-- REQUIRED WORK --
Go through the entries one line at a time, and gather every line that has the word "English".

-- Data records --
^^^^^^^^
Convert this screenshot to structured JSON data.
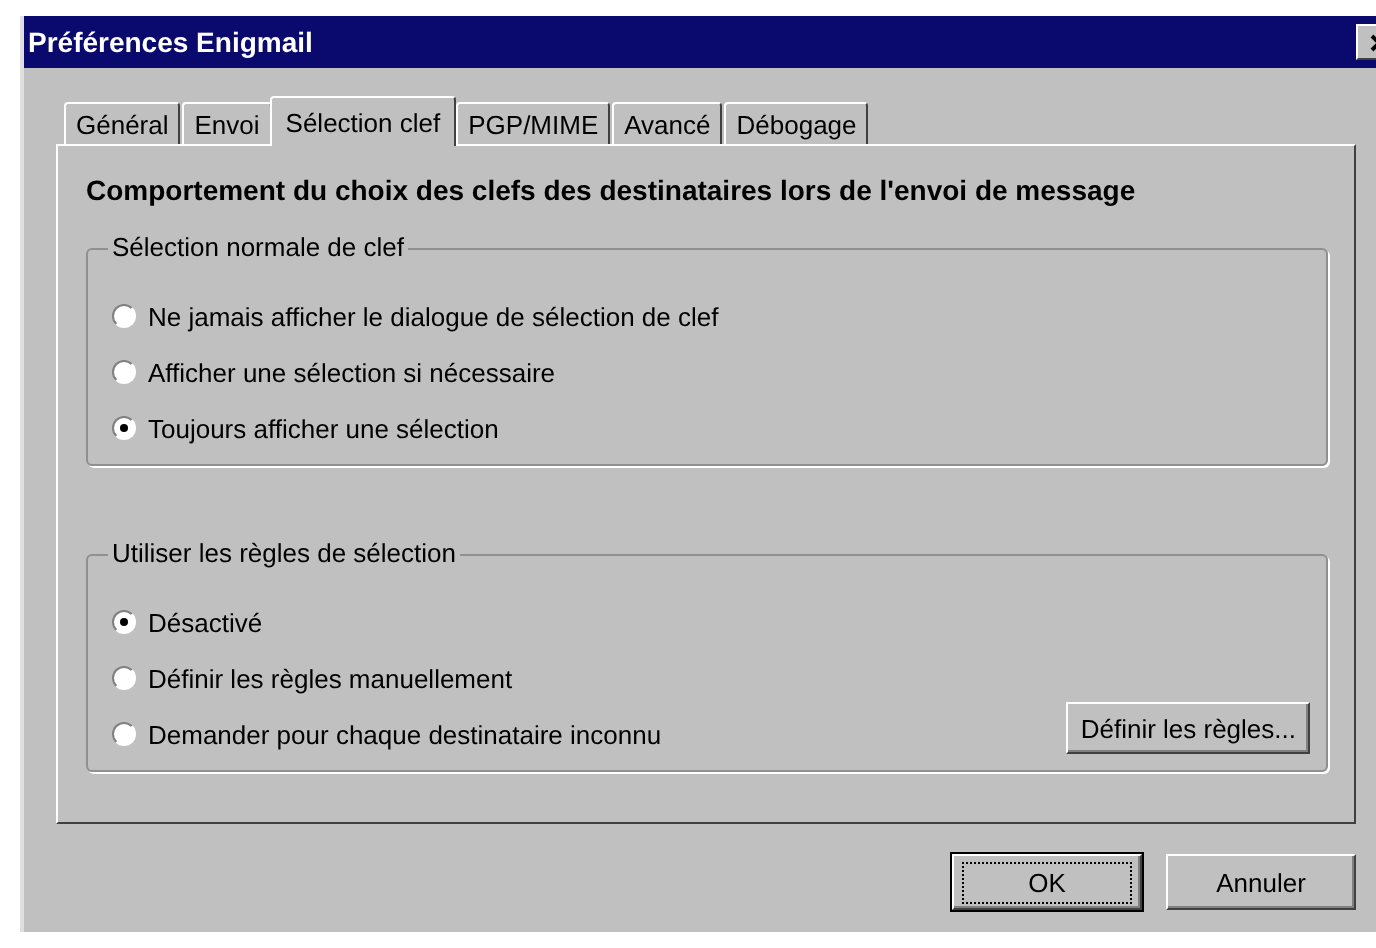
{
  "window": {
    "title": "Préférences Enigmail"
  },
  "tabs": [
    {
      "label": "Général",
      "selected": false
    },
    {
      "label": "Envoi",
      "selected": false
    },
    {
      "label": "Sélection clef",
      "selected": true
    },
    {
      "label": "PGP/MIME",
      "selected": false
    },
    {
      "label": "Avancé",
      "selected": false
    },
    {
      "label": "Débogage",
      "selected": false
    }
  ],
  "heading": "Comportement du choix des clefs des destinataires lors de l'envoi de message",
  "groups": [
    {
      "title": "Sélection normale de clef",
      "options": [
        {
          "label": "Ne jamais afficher le dialogue de sélection de clef",
          "selected": false
        },
        {
          "label": "Afficher une sélection si nécessaire",
          "selected": false
        },
        {
          "label": "Toujours afficher une sélection",
          "selected": true
        }
      ]
    },
    {
      "title": "Utiliser les règles de sélection",
      "options": [
        {
          "label": "Désactivé",
          "selected": true
        },
        {
          "label": "Définir les règles manuellement",
          "selected": false
        },
        {
          "label": "Demander pour chaque destinataire inconnu",
          "selected": false
        }
      ],
      "button": "Définir les règles..."
    }
  ],
  "buttons": [
    {
      "label": "OK",
      "default": true
    },
    {
      "label": "Annuler",
      "default": false
    }
  ]
}
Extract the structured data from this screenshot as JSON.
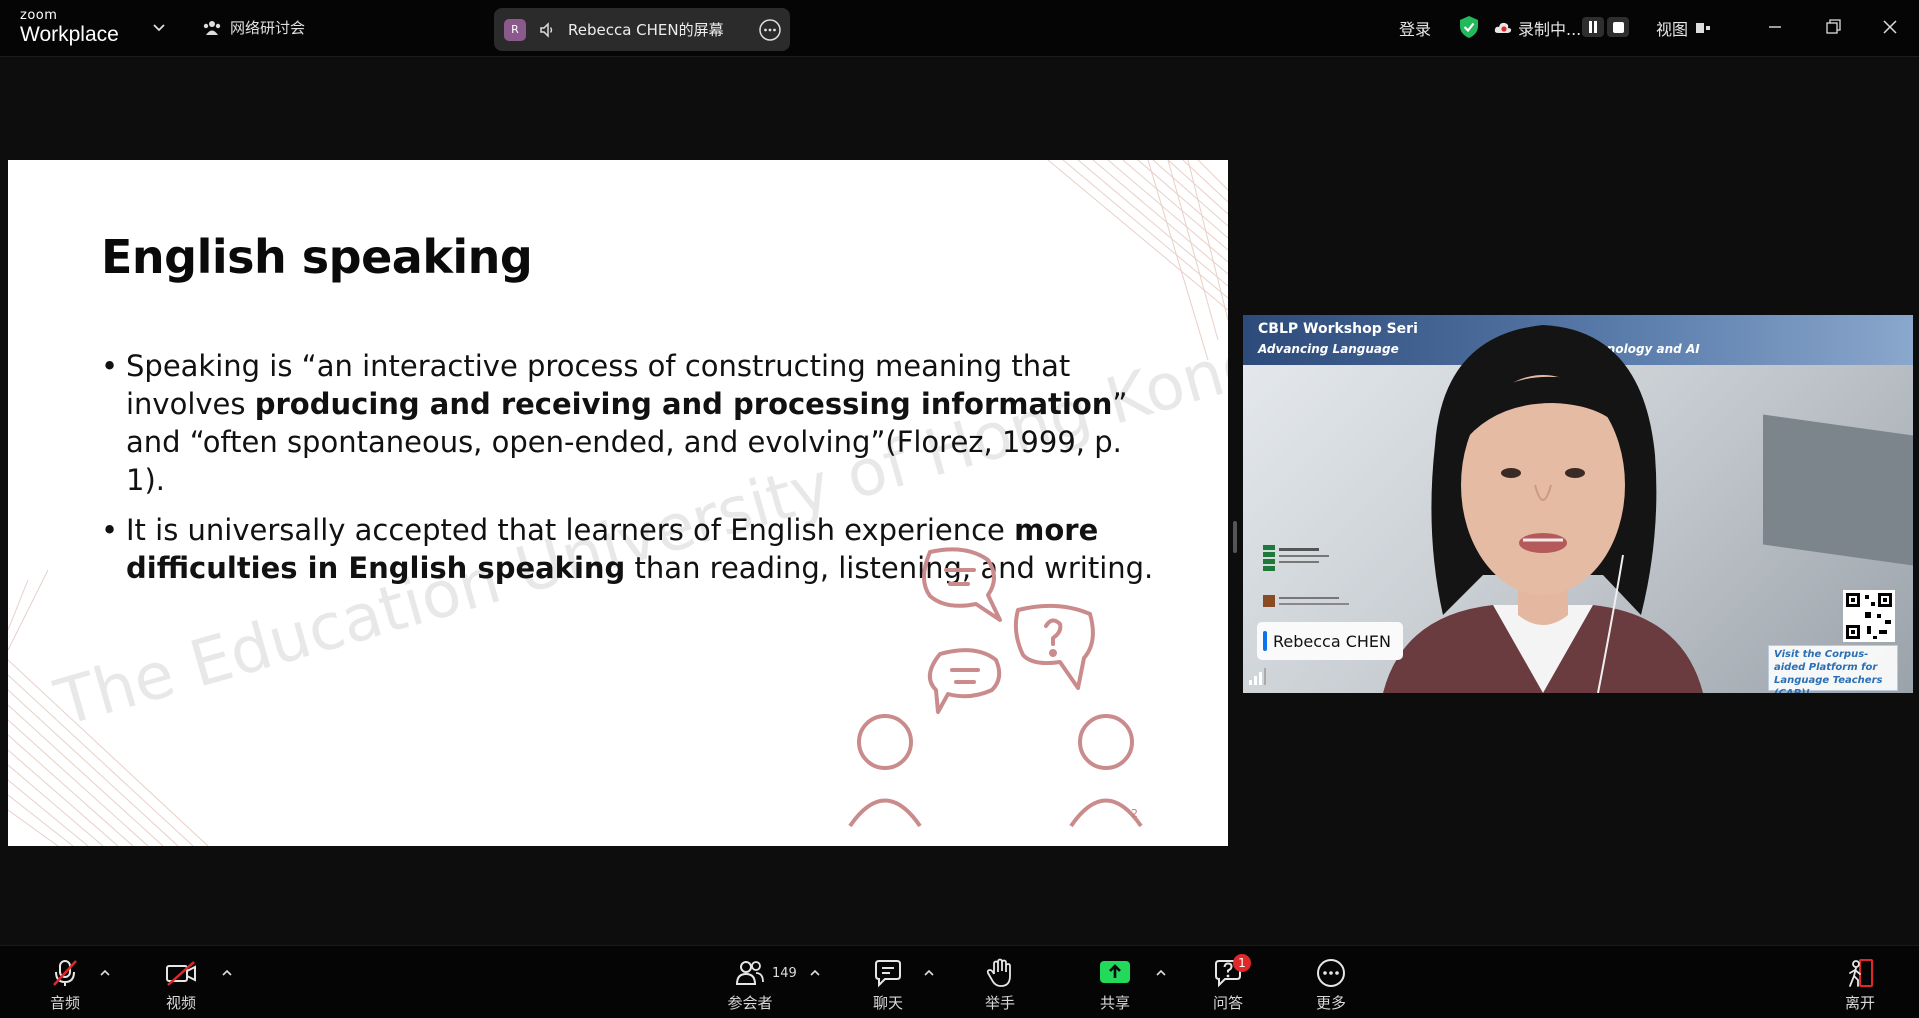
{
  "app": {
    "logo_small": "zoom",
    "logo_big": "Workplace",
    "meeting_title": "网络研讨会",
    "share_label": "Rebecca CHEN的屏幕",
    "share_avatar": "R"
  },
  "topbar_right": {
    "login": "登录",
    "recording": "录制中...",
    "view": "视图"
  },
  "slide": {
    "title": "English speaking",
    "bullet1_a": "Speaking is “an interactive process of constructing meaning that involves ",
    "bullet1_b": "producing and receiving and processing information",
    "bullet1_c": "” and “often spontaneous, open-ended, and evolving”(Florez, 1999, p. 1).",
    "bullet2_a": "It is universally accepted that learners of English experience ",
    "bullet2_b": "more difficulties in English speaking",
    "bullet2_c": " than reading, listening, and writing.",
    "watermark": "The Education University of Hong Kong",
    "page_number": "2",
    "bullet_char": "•"
  },
  "video": {
    "banner_title": "CBLP Workshop Seri",
    "banner_sub_left": "Advancing Language",
    "banner_sub_right": "echnology and AI",
    "cap_text": "Visit the Corpus-aided Platform for Language Teachers (CAP)!",
    "participant_name": "Rebecca CHEN"
  },
  "toolbar": {
    "audio": "音频",
    "video": "视频",
    "participants": "参会者",
    "participants_count": "149",
    "chat": "聊天",
    "raise_hand": "举手",
    "share": "共享",
    "qa": "问答",
    "qa_badge": "1",
    "more": "更多",
    "leave": "离开"
  },
  "colors": {
    "accent_blue": "#0e72ed",
    "share_green": "#23d959",
    "mute_red": "#e02828",
    "security_green": "#23b85b",
    "slide_art": "#c98b8b"
  }
}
^^^^^^^^
-- THE ANSWER --
    "title": "English speaking",
    "bullet2_a": "It is universally accepted that learners of English experience ",
    "bullet2_b": "more difficulties in English speaking",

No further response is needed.